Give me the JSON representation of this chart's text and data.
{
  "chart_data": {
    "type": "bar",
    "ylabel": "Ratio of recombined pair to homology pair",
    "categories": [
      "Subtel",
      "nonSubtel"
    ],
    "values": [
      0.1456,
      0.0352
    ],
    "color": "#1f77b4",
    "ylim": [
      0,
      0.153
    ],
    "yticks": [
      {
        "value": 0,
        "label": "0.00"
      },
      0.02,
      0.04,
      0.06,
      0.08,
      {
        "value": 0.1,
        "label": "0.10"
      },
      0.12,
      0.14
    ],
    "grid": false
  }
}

==

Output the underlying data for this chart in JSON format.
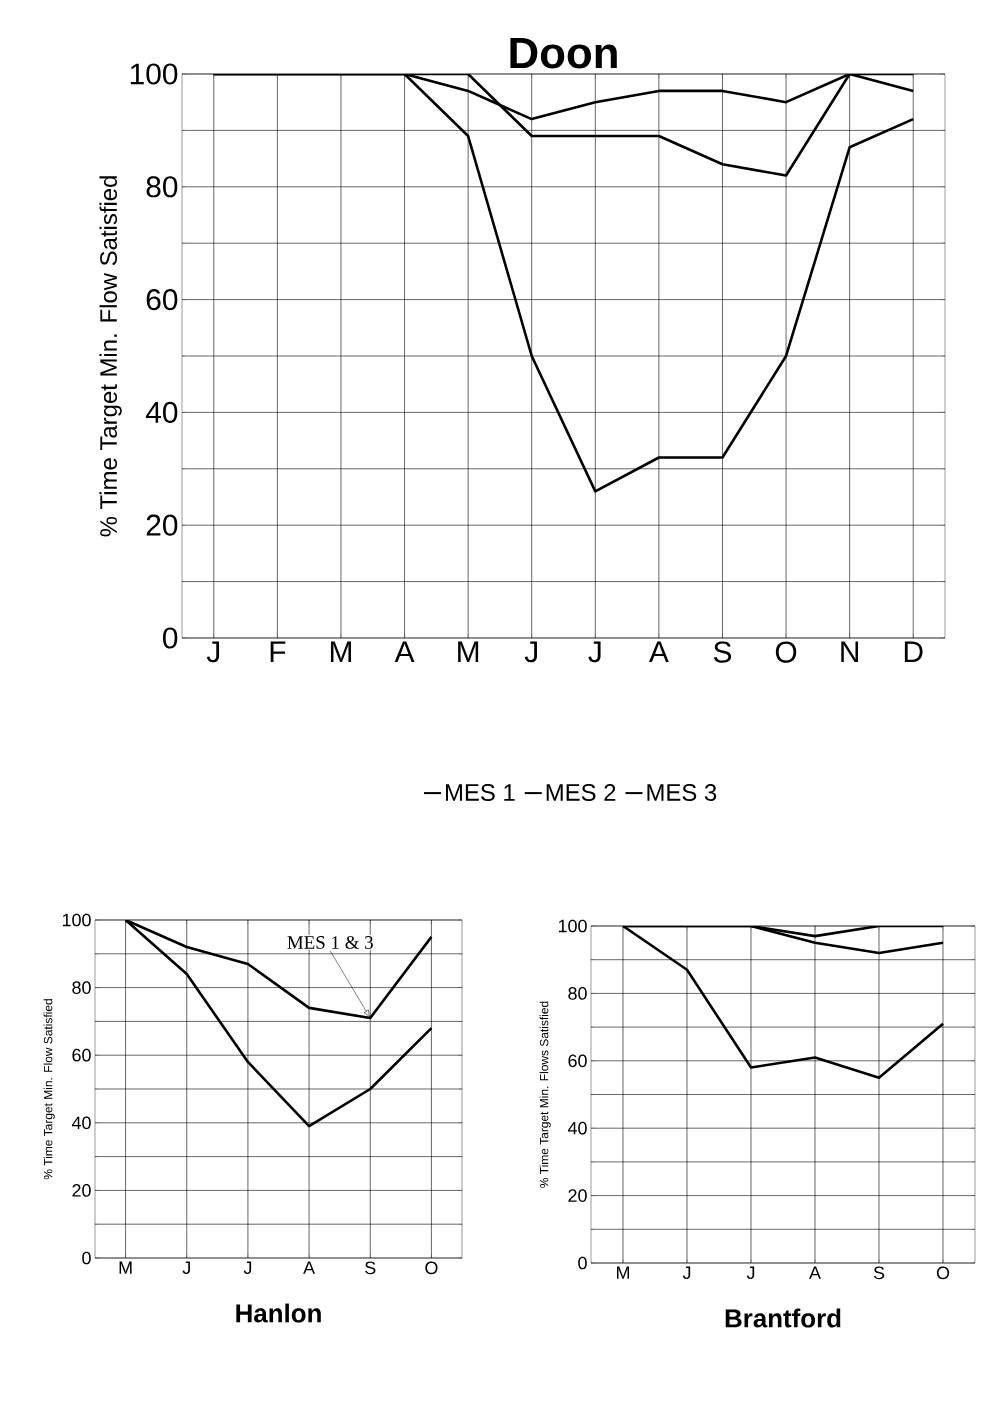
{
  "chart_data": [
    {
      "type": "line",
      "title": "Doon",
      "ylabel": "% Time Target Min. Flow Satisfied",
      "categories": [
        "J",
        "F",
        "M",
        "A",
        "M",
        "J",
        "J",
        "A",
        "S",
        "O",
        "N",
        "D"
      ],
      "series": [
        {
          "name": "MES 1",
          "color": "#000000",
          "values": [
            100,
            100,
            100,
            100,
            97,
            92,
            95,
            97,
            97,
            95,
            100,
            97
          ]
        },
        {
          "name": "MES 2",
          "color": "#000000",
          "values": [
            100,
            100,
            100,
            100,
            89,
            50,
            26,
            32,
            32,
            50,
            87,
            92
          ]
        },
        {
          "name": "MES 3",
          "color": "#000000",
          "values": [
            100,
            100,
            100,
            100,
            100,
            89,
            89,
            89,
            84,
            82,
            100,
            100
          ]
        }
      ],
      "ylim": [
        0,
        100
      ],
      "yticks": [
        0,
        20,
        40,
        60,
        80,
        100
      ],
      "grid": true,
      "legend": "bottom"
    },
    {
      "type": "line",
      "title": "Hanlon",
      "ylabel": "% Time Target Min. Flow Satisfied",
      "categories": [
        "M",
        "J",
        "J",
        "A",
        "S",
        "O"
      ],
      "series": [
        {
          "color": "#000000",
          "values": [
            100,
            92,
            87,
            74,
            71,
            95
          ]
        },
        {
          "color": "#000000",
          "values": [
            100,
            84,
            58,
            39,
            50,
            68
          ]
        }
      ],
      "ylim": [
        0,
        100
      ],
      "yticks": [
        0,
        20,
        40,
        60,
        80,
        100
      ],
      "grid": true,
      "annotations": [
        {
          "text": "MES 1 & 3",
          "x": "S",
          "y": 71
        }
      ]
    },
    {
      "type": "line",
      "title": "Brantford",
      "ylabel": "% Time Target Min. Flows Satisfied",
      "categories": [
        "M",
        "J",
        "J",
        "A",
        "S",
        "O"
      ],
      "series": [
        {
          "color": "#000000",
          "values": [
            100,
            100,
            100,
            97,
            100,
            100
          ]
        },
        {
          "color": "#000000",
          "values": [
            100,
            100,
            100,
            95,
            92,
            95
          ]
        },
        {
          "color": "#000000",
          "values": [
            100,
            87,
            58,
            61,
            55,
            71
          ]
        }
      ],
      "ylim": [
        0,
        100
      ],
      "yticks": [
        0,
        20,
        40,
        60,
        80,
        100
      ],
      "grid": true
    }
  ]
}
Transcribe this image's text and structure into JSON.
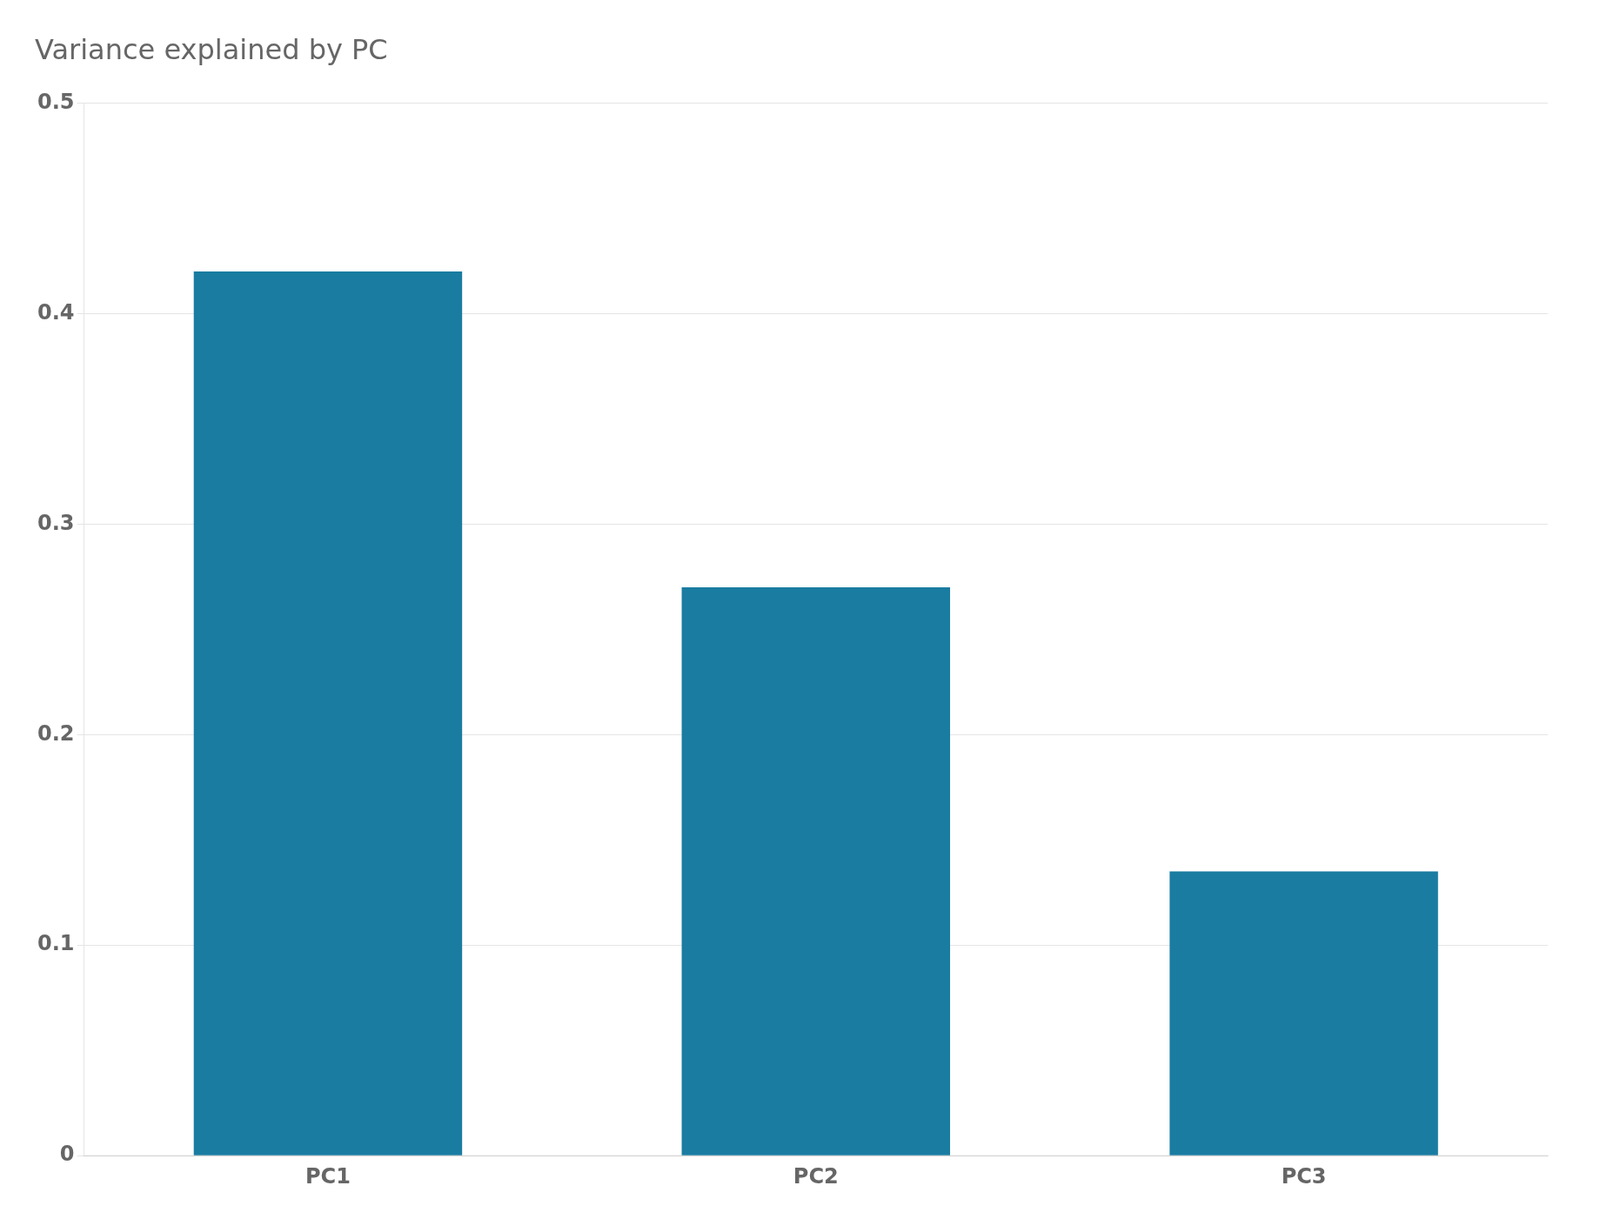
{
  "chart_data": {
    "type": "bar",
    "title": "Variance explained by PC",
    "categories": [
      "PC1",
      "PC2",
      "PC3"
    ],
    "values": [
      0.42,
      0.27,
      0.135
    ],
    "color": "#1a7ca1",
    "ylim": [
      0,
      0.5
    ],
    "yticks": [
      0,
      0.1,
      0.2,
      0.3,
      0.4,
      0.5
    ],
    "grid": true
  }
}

---

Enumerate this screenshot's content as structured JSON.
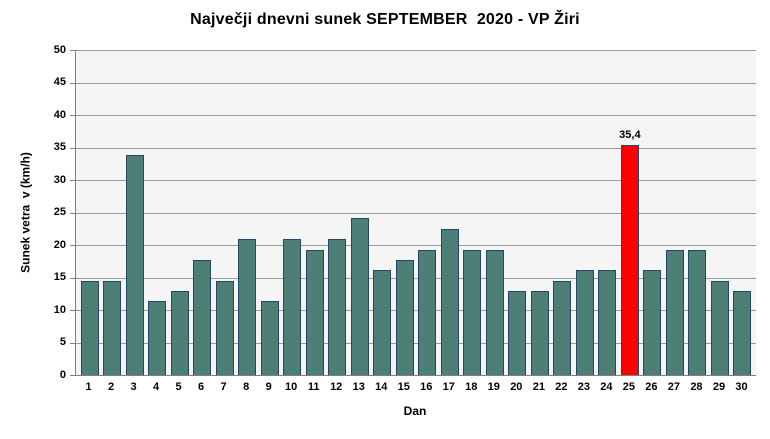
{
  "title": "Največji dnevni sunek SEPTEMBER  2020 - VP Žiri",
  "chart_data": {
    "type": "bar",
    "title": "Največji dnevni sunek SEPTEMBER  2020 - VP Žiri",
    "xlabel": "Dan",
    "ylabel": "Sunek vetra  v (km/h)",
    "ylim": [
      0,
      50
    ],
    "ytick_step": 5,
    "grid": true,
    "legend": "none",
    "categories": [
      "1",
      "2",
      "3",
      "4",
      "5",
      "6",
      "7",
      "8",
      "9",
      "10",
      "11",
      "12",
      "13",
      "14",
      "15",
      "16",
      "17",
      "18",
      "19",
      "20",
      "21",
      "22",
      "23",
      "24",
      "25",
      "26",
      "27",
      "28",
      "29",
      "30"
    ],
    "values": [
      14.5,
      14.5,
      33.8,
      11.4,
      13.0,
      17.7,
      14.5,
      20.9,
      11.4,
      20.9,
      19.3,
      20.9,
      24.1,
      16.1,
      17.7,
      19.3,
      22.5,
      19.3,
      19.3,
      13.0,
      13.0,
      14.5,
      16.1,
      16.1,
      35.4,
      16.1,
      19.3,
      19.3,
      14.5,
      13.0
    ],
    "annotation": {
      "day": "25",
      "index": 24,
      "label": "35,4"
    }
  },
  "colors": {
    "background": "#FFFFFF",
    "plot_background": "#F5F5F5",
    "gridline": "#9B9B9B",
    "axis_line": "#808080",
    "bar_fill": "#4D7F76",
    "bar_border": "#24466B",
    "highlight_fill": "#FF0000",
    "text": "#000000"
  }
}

THE EXERCISE:
Some lines of the data above may hold the word "ylabel"; report how many do, and nothing else.

SOLUTION:
5